§ **The task**:
Work through the data line by line, gathering every line that has the word "message".

§ **Information shown**:
* * *

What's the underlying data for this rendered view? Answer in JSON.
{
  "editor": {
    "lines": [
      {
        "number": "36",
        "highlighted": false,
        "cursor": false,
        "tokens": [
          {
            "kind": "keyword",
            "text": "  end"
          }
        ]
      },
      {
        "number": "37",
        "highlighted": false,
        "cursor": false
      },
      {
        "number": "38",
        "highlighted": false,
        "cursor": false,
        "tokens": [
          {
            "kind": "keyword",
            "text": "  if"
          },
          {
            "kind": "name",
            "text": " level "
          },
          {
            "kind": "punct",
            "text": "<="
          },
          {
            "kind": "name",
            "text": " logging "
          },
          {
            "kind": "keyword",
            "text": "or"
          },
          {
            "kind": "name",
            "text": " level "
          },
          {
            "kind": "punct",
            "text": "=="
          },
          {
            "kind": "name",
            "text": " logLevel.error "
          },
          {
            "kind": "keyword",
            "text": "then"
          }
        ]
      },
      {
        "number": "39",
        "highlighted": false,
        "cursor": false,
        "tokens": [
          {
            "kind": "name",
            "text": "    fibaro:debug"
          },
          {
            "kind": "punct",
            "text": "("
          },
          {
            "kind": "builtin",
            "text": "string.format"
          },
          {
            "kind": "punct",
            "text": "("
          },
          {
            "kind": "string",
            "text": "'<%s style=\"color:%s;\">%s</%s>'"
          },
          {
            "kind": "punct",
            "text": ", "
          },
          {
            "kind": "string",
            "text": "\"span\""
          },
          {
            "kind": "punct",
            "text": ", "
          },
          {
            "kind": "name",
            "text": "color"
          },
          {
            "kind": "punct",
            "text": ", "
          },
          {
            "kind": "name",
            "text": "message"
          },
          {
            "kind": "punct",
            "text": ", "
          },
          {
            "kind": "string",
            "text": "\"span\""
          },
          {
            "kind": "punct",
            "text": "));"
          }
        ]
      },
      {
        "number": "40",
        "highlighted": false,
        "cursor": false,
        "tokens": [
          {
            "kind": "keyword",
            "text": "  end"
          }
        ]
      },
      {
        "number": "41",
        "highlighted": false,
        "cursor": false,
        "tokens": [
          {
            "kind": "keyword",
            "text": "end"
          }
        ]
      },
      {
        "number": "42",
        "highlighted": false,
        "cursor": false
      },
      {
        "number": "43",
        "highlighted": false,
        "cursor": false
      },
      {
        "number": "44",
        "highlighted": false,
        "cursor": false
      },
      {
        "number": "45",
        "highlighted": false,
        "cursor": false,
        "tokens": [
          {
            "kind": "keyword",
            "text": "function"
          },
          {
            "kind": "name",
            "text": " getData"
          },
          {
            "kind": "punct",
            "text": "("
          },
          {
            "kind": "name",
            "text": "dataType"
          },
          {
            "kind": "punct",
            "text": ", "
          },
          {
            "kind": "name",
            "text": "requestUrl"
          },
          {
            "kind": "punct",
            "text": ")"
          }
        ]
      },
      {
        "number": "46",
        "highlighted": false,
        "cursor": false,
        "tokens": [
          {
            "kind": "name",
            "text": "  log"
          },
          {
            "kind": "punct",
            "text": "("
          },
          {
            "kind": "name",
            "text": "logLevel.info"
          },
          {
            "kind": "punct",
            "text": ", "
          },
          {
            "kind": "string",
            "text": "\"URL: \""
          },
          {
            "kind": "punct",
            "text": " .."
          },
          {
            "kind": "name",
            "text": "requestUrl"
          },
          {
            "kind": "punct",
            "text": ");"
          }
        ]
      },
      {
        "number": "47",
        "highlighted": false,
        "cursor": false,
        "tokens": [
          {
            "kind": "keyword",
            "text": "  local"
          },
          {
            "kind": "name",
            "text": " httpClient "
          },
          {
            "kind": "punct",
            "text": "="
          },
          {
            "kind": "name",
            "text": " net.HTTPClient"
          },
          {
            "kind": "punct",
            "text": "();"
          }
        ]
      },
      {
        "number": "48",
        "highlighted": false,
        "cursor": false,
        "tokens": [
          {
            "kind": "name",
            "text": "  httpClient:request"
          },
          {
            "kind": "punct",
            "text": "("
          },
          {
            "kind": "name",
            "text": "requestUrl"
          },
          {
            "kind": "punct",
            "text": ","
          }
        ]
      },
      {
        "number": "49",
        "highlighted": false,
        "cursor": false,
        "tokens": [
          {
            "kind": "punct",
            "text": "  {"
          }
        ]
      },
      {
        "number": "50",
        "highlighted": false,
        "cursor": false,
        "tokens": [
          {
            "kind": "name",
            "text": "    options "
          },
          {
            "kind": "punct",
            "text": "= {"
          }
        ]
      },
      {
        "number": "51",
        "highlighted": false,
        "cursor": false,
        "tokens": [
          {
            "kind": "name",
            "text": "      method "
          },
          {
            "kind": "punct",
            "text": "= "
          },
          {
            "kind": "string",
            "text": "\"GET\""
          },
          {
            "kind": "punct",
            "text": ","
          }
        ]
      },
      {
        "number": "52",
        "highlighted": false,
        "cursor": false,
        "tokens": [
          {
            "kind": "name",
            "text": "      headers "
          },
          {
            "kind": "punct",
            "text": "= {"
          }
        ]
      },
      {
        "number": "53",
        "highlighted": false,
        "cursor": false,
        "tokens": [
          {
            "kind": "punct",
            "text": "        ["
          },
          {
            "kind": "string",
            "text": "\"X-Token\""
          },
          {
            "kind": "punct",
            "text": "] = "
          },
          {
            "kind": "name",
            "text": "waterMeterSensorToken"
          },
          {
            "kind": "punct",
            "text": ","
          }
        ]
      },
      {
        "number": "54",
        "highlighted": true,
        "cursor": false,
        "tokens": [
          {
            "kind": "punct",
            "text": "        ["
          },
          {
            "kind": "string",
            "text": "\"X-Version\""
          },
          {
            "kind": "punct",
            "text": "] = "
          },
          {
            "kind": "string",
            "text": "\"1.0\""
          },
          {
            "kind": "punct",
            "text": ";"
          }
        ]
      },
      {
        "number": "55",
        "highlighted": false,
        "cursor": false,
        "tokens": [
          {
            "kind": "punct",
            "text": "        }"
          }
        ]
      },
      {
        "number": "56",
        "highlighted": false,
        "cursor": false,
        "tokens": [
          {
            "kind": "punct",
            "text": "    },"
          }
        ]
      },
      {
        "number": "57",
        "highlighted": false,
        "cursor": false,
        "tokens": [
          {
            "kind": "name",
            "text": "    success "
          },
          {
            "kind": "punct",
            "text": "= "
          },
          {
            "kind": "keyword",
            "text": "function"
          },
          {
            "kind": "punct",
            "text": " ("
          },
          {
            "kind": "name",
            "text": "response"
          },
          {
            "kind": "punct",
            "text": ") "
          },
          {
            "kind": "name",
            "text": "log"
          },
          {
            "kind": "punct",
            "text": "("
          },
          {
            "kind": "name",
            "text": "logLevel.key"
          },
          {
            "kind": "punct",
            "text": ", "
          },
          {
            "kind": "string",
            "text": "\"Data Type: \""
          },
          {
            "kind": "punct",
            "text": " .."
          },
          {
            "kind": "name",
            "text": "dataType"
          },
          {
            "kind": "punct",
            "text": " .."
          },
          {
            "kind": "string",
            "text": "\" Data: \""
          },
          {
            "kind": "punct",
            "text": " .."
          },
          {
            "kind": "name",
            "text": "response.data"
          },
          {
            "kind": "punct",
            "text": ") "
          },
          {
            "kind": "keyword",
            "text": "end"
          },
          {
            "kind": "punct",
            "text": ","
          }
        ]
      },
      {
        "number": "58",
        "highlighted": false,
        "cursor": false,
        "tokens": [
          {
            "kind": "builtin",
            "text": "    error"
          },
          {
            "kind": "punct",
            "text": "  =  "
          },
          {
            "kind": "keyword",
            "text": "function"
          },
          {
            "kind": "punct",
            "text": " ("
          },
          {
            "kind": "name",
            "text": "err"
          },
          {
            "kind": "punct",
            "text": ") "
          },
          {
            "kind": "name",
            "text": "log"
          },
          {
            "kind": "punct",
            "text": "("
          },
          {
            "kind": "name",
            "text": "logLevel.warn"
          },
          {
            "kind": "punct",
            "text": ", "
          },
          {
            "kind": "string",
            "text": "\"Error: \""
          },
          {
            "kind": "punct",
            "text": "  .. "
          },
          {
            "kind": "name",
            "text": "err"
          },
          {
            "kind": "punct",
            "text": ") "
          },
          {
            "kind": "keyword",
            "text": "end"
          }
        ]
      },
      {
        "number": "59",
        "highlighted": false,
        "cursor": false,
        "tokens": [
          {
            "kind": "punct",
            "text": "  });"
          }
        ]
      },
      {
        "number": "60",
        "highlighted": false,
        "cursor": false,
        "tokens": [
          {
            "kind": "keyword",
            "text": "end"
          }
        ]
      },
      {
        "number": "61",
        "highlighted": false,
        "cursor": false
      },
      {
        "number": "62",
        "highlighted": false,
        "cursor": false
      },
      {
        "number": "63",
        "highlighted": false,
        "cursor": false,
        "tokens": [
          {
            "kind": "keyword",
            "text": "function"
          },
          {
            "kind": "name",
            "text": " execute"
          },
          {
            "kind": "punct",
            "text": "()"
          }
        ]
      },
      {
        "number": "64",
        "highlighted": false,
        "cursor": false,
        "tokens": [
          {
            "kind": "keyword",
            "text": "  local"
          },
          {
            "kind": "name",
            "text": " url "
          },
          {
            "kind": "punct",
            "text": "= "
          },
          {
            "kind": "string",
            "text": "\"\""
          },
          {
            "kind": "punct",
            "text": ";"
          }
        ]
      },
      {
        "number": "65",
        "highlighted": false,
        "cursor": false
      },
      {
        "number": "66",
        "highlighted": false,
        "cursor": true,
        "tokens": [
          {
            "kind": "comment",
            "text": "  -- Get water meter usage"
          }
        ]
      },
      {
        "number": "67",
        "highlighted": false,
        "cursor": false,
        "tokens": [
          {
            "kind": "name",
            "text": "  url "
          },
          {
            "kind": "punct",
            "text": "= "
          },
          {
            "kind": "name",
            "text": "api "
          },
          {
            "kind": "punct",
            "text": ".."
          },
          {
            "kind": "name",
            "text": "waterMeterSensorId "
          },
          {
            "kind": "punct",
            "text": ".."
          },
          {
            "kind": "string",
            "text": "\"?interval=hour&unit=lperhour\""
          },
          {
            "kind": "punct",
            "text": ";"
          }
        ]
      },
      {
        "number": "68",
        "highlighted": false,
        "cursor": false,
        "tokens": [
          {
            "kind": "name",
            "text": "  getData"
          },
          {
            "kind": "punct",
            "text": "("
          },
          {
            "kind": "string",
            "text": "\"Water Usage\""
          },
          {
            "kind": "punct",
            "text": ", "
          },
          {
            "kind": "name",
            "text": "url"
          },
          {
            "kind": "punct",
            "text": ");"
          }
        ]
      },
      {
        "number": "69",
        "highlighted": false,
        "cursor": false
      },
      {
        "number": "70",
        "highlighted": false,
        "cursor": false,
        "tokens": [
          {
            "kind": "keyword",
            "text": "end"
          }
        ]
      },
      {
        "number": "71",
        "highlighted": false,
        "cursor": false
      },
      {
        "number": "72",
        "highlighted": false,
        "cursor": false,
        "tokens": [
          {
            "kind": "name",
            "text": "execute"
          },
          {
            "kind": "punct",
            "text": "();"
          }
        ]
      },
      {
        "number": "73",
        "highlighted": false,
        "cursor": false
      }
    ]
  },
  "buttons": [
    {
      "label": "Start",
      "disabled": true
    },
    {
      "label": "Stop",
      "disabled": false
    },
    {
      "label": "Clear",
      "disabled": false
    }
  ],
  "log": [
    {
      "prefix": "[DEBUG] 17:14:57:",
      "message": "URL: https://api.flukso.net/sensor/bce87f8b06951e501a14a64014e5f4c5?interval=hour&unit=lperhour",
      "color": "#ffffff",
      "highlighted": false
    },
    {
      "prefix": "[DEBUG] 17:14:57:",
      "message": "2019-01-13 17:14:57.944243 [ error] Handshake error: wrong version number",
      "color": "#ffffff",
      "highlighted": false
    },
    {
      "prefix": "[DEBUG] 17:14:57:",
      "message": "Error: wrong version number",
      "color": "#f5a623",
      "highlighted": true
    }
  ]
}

* * *

§ **Answer to this task**:
            "text": "message"
      "message": "URL: https://api.flukso.net/sensor/bce87f8b06951e501a14a64014e5f4c5?interval=hour&unit=lperhour",
      "message": "2019-01-13 17:14:57.944243 [ error] Handshake error: wrong version number",
      "message": "Error: wrong version number",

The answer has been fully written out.